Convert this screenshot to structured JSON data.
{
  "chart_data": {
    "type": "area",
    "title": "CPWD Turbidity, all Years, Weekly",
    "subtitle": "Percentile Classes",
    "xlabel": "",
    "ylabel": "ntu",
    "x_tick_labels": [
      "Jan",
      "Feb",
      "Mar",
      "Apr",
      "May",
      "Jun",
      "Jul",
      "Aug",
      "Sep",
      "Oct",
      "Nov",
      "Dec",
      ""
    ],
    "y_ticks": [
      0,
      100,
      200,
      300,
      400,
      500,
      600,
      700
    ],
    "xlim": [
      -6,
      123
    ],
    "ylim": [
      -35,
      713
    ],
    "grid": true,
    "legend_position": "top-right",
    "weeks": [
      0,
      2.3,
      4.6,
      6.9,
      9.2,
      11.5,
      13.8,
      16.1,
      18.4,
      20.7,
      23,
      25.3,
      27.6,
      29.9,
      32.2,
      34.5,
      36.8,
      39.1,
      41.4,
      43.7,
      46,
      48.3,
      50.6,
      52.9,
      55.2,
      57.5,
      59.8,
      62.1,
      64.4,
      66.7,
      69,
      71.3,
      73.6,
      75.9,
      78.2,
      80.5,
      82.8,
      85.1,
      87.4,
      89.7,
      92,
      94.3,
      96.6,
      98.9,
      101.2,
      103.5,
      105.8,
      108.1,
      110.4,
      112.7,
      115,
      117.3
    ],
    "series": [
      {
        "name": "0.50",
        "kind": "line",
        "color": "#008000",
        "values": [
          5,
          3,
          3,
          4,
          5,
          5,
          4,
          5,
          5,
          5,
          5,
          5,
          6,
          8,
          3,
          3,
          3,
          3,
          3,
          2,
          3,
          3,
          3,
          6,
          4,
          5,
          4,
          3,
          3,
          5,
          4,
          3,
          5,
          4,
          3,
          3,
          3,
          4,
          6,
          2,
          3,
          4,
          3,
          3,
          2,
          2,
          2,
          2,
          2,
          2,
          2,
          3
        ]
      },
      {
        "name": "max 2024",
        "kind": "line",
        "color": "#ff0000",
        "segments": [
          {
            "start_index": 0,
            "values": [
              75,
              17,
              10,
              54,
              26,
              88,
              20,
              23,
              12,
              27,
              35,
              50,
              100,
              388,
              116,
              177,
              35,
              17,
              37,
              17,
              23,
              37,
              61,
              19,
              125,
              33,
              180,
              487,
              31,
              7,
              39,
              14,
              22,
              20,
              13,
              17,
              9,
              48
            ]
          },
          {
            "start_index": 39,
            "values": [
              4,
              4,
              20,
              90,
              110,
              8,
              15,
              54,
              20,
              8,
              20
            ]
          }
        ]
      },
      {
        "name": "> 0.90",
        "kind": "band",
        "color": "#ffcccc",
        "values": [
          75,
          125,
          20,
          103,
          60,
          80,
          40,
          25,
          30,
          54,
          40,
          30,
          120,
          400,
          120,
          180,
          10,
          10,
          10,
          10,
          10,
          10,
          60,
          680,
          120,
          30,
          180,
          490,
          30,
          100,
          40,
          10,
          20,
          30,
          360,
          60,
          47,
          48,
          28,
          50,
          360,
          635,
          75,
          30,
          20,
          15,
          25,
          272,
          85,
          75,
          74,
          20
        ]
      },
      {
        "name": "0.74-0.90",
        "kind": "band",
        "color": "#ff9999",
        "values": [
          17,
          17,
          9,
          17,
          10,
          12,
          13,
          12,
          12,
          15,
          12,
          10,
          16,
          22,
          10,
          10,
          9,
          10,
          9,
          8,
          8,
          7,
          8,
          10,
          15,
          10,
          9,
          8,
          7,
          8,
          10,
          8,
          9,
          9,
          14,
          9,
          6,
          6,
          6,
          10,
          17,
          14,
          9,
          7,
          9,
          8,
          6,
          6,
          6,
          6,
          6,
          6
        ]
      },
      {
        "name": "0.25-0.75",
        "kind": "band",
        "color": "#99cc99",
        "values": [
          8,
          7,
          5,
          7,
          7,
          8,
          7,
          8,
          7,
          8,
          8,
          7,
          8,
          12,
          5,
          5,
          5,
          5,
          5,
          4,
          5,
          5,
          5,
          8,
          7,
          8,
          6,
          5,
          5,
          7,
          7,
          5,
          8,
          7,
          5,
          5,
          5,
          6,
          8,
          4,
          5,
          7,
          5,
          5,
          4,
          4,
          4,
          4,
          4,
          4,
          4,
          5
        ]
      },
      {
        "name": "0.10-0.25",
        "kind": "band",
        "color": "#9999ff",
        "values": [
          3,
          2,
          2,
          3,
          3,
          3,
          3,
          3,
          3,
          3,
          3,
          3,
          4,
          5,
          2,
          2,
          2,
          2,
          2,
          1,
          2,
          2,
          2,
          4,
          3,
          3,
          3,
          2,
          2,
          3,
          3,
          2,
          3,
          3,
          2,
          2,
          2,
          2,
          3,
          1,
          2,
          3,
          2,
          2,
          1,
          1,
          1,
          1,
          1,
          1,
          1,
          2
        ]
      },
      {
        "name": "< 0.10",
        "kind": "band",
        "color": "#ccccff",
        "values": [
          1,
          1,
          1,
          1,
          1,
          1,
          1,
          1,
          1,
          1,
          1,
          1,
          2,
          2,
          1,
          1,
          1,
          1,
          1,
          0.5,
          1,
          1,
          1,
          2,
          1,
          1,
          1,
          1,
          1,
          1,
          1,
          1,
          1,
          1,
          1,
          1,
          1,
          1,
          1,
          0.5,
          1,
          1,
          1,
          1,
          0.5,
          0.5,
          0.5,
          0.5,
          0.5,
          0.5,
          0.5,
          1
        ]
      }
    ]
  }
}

━━━━━━━━━━━━━━━━

▸ **What you will do**
Extract the full listing and reproduce each line exactly.

▸ **Written answer**
Convert this screenshot to structured JSON data.
{
  "chart_data": {
    "type": "area",
    "title": "CPWD Turbidity, all Years, Weekly",
    "subtitle": "Percentile Classes",
    "xlabel": "",
    "ylabel": "ntu",
    "x_tick_labels": [
      "Jan",
      "Feb",
      "Mar",
      "Apr",
      "May",
      "Jun",
      "Jul",
      "Aug",
      "Sep",
      "Oct",
      "Nov",
      "Dec",
      ""
    ],
    "y_ticks": [
      0,
      100,
      200,
      300,
      400,
      500,
      600,
      700
    ],
    "xlim": [
      -6,
      123
    ],
    "ylim": [
      -35,
      713
    ],
    "grid": true,
    "legend_position": "top-right",
    "weeks": [
      0,
      2.3,
      4.6,
      6.9,
      9.2,
      11.5,
      13.8,
      16.1,
      18.4,
      20.7,
      23,
      25.3,
      27.6,
      29.9,
      32.2,
      34.5,
      36.8,
      39.1,
      41.4,
      43.7,
      46,
      48.3,
      50.6,
      52.9,
      55.2,
      57.5,
      59.8,
      62.1,
      64.4,
      66.7,
      69,
      71.3,
      73.6,
      75.9,
      78.2,
      80.5,
      82.8,
      85.1,
      87.4,
      89.7,
      92,
      94.3,
      96.6,
      98.9,
      101.2,
      103.5,
      105.8,
      108.1,
      110.4,
      112.7,
      115,
      117.3
    ],
    "series": [
      {
        "name": "0.50",
        "kind": "line",
        "color": "#008000",
        "values": [
          5,
          3,
          3,
          4,
          5,
          5,
          4,
          5,
          5,
          5,
          5,
          5,
          6,
          8,
          3,
          3,
          3,
          3,
          3,
          2,
          3,
          3,
          3,
          6,
          4,
          5,
          4,
          3,
          3,
          5,
          4,
          3,
          5,
          4,
          3,
          3,
          3,
          4,
          6,
          2,
          3,
          4,
          3,
          3,
          2,
          2,
          2,
          2,
          2,
          2,
          2,
          3
        ]
      },
      {
        "name": "max 2024",
        "kind": "line",
        "color": "#ff0000",
        "segments": [
          {
            "start_index": 0,
            "values": [
              75,
              17,
              10,
              54,
              26,
              88,
              20,
              23,
              12,
              27,
              35,
              50,
              100,
              388,
              116,
              177,
              35,
              17,
              37,
              17,
              23,
              37,
              61,
              19,
              125,
              33,
              180,
              487,
              31,
              7,
              39,
              14,
              22,
              20,
              13,
              17,
              9,
              48
            ]
          },
          {
            "start_index": 39,
            "values": [
              4,
              4,
              20,
              90,
              110,
              8,
              15,
              54,
              20,
              8,
              20
            ]
          }
        ]
      },
      {
        "name": "> 0.90",
        "kind": "band",
        "color": "#ffcccc",
        "values": [
          75,
          125,
          20,
          103,
          60,
          80,
          40,
          25,
          30,
          54,
          40,
          30,
          120,
          400,
          120,
          180,
          10,
          10,
          10,
          10,
          10,
          10,
          60,
          680,
          120,
          30,
          180,
          490,
          30,
          100,
          40,
          10,
          20,
          30,
          360,
          60,
          47,
          48,
          28,
          50,
          360,
          635,
          75,
          30,
          20,
          15,
          25,
          272,
          85,
          75,
          74,
          20
        ]
      },
      {
        "name": "0.74-0.90",
        "kind": "band",
        "color": "#ff9999",
        "values": [
          17,
          17,
          9,
          17,
          10,
          12,
          13,
          12,
          12,
          15,
          12,
          10,
          16,
          22,
          10,
          10,
          9,
          10,
          9,
          8,
          8,
          7,
          8,
          10,
          15,
          10,
          9,
          8,
          7,
          8,
          10,
          8,
          9,
          9,
          14,
          9,
          6,
          6,
          6,
          10,
          17,
          14,
          9,
          7,
          9,
          8,
          6,
          6,
          6,
          6,
          6,
          6
        ]
      },
      {
        "name": "0.25-0.75",
        "kind": "band",
        "color": "#99cc99",
        "values": [
          8,
          7,
          5,
          7,
          7,
          8,
          7,
          8,
          7,
          8,
          8,
          7,
          8,
          12,
          5,
          5,
          5,
          5,
          5,
          4,
          5,
          5,
          5,
          8,
          7,
          8,
          6,
          5,
          5,
          7,
          7,
          5,
          8,
          7,
          5,
          5,
          5,
          6,
          8,
          4,
          5,
          7,
          5,
          5,
          4,
          4,
          4,
          4,
          4,
          4,
          4,
          5
        ]
      },
      {
        "name": "0.10-0.25",
        "kind": "band",
        "color": "#9999ff",
        "values": [
          3,
          2,
          2,
          3,
          3,
          3,
          3,
          3,
          3,
          3,
          3,
          3,
          4,
          5,
          2,
          2,
          2,
          2,
          2,
          1,
          2,
          2,
          2,
          4,
          3,
          3,
          3,
          2,
          2,
          3,
          3,
          2,
          3,
          3,
          2,
          2,
          2,
          2,
          3,
          1,
          2,
          3,
          2,
          2,
          1,
          1,
          1,
          1,
          1,
          1,
          1,
          2
        ]
      },
      {
        "name": "< 0.10",
        "kind": "band",
        "color": "#ccccff",
        "values": [
          1,
          1,
          1,
          1,
          1,
          1,
          1,
          1,
          1,
          1,
          1,
          1,
          2,
          2,
          1,
          1,
          1,
          1,
          1,
          0.5,
          1,
          1,
          1,
          2,
          1,
          1,
          1,
          1,
          1,
          1,
          1,
          1,
          1,
          1,
          1,
          1,
          1,
          1,
          1,
          0.5,
          1,
          1,
          1,
          1,
          0.5,
          0.5,
          0.5,
          0.5,
          0.5,
          0.5,
          0.5,
          1
        ]
      }
    ]
  }
}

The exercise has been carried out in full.